__EXERCISE INSTRUCTIONS__: Locate the string "screenshot" throughout the material and copy every line in which it occurs.

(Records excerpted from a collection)
* * *
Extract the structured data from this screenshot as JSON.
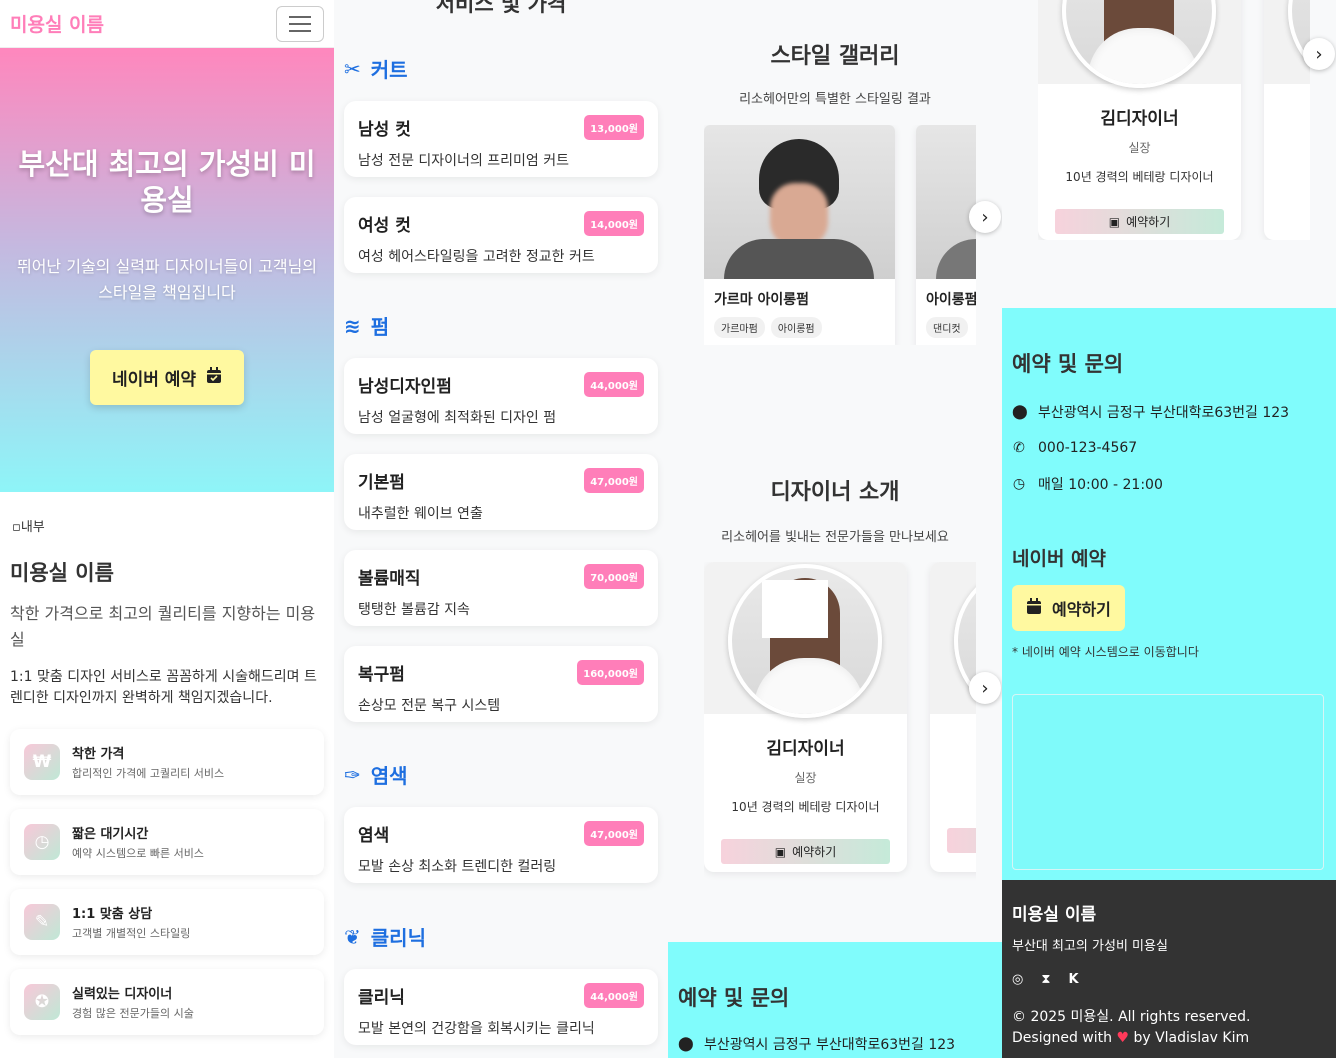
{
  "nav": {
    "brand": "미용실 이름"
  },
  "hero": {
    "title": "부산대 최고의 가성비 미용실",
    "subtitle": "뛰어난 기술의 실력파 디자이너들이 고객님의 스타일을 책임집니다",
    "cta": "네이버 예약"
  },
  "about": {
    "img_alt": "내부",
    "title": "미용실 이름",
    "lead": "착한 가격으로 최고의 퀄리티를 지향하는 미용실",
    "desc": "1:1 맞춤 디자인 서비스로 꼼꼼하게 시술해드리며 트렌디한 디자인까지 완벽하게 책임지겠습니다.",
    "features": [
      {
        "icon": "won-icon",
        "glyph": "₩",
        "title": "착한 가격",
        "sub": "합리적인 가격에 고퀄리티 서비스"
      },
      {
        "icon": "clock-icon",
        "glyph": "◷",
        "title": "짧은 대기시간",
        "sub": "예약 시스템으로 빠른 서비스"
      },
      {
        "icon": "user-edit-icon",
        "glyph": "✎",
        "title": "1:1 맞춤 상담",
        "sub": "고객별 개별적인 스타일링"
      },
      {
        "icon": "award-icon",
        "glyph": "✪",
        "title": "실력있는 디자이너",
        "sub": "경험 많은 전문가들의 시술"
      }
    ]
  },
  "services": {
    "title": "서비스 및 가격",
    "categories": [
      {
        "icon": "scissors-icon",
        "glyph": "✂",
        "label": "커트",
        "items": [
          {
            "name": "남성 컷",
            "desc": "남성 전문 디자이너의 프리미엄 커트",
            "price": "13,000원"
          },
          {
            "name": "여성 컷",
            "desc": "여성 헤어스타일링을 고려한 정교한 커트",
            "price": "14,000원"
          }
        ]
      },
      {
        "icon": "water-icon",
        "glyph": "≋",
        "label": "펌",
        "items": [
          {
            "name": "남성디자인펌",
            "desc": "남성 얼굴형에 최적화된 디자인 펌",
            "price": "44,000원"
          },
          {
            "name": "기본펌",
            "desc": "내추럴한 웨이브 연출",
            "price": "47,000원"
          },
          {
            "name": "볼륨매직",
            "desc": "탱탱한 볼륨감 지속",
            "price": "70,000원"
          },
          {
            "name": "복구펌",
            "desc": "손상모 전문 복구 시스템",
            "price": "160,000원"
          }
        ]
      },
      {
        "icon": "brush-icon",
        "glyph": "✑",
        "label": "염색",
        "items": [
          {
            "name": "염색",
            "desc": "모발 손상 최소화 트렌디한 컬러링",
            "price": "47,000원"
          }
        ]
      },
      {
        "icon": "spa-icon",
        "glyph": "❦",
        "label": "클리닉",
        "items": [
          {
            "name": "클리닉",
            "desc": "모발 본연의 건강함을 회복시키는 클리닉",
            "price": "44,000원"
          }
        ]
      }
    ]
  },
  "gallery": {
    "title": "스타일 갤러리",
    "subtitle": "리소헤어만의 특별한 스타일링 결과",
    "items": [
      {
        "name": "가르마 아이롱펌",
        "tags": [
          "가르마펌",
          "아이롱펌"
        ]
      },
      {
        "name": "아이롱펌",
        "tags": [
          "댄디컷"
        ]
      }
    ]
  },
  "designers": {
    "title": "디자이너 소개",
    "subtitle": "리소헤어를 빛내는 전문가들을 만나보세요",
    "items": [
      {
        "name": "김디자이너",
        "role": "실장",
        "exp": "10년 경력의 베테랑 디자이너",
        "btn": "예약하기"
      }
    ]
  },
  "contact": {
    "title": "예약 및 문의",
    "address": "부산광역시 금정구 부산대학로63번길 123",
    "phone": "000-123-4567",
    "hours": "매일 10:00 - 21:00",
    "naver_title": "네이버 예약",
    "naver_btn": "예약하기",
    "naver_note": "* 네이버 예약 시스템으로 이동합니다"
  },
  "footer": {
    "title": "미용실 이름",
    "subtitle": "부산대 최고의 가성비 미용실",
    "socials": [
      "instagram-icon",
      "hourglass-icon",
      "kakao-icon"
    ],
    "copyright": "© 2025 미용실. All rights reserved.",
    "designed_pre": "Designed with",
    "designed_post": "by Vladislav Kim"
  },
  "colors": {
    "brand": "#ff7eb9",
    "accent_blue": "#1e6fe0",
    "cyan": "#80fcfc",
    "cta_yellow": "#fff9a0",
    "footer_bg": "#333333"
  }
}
* * *
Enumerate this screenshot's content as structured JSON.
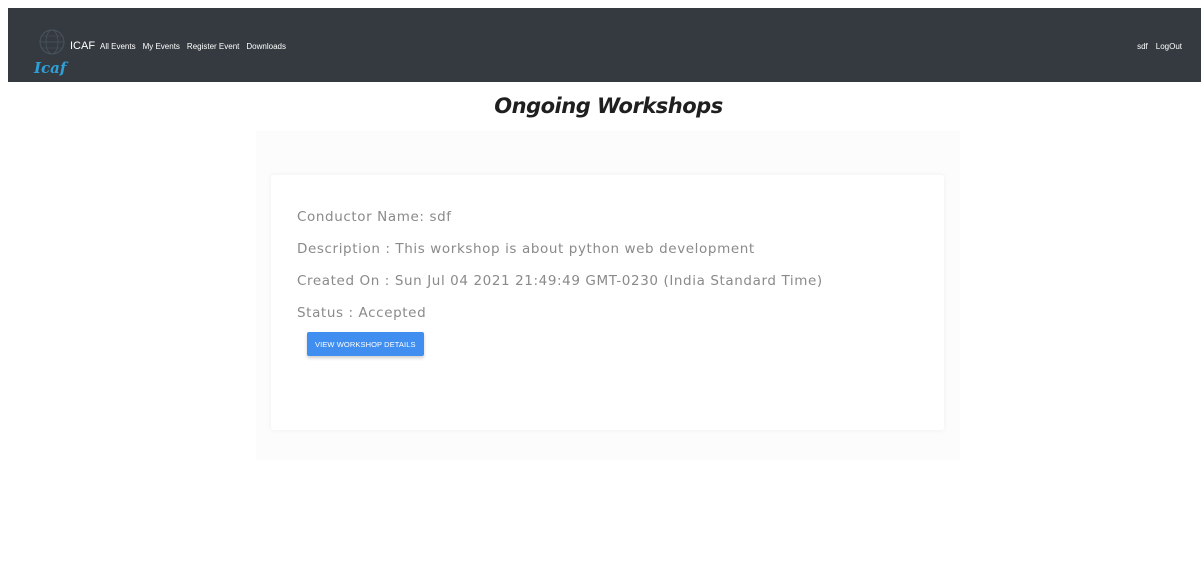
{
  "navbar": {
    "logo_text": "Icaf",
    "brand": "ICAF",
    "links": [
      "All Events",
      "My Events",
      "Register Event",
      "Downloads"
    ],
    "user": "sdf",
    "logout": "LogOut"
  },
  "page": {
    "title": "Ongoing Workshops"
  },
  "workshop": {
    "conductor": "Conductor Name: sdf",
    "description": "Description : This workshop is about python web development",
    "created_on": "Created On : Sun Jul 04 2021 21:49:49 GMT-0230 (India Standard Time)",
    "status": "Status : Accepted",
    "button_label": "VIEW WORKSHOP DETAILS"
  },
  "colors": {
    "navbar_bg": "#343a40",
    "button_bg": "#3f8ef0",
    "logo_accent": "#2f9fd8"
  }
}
* * *
__WRITTEN ANSWER__:
Extract the structured data from this screenshot as JSON.
Enumerate this screenshot's content as structured JSON.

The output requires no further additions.